» WORK INSTRUCTIONS:
Using the material that follows, identify and copy each line with the string "school".

#####

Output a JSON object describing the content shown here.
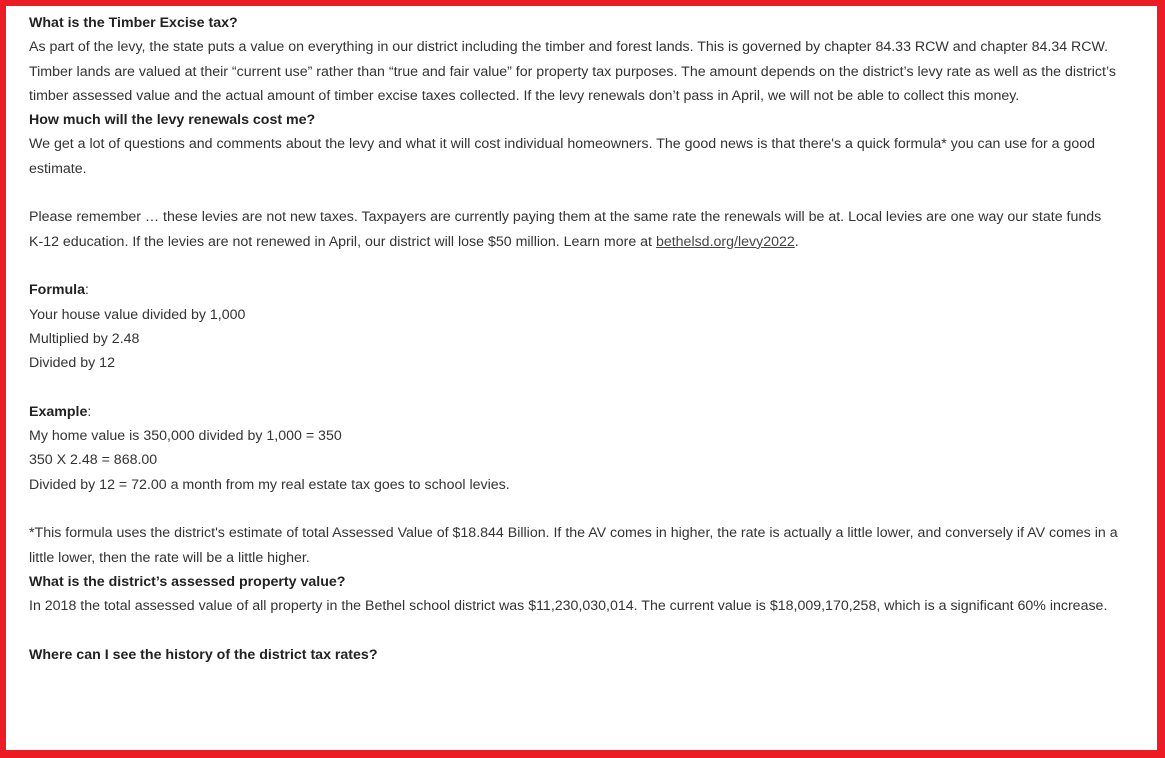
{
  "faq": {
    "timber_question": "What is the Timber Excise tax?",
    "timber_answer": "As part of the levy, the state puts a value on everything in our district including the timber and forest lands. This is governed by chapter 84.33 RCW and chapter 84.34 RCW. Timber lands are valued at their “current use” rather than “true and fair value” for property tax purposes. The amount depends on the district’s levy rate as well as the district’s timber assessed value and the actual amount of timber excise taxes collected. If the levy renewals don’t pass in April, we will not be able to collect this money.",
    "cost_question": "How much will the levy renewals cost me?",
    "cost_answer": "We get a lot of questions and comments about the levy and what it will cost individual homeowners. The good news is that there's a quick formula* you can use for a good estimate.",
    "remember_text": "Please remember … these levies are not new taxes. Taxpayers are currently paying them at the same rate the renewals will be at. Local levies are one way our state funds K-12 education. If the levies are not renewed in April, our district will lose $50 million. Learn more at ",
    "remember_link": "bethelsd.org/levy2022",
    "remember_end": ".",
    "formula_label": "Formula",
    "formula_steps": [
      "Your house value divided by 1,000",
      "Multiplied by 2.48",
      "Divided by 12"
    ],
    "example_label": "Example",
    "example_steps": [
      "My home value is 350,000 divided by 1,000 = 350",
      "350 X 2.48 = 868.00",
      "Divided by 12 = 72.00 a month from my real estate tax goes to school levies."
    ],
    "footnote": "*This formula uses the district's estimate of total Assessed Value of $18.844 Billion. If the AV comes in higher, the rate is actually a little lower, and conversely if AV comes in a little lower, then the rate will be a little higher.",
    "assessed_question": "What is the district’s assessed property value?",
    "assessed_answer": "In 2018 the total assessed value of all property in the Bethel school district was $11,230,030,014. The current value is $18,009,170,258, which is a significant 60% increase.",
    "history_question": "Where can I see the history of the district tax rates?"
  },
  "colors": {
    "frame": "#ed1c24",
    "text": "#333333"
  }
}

#####

» REPLY TO THE EXERCISE:
      "Divided by 12 = 72.00 a month from my real estate tax goes to school levies."
    "assessed_answer": "In 2018 the total assessed value of all property in the Bethel school district was $11,230,030,014. The current value is $18,009,170,258, which is a significant 60% increase.",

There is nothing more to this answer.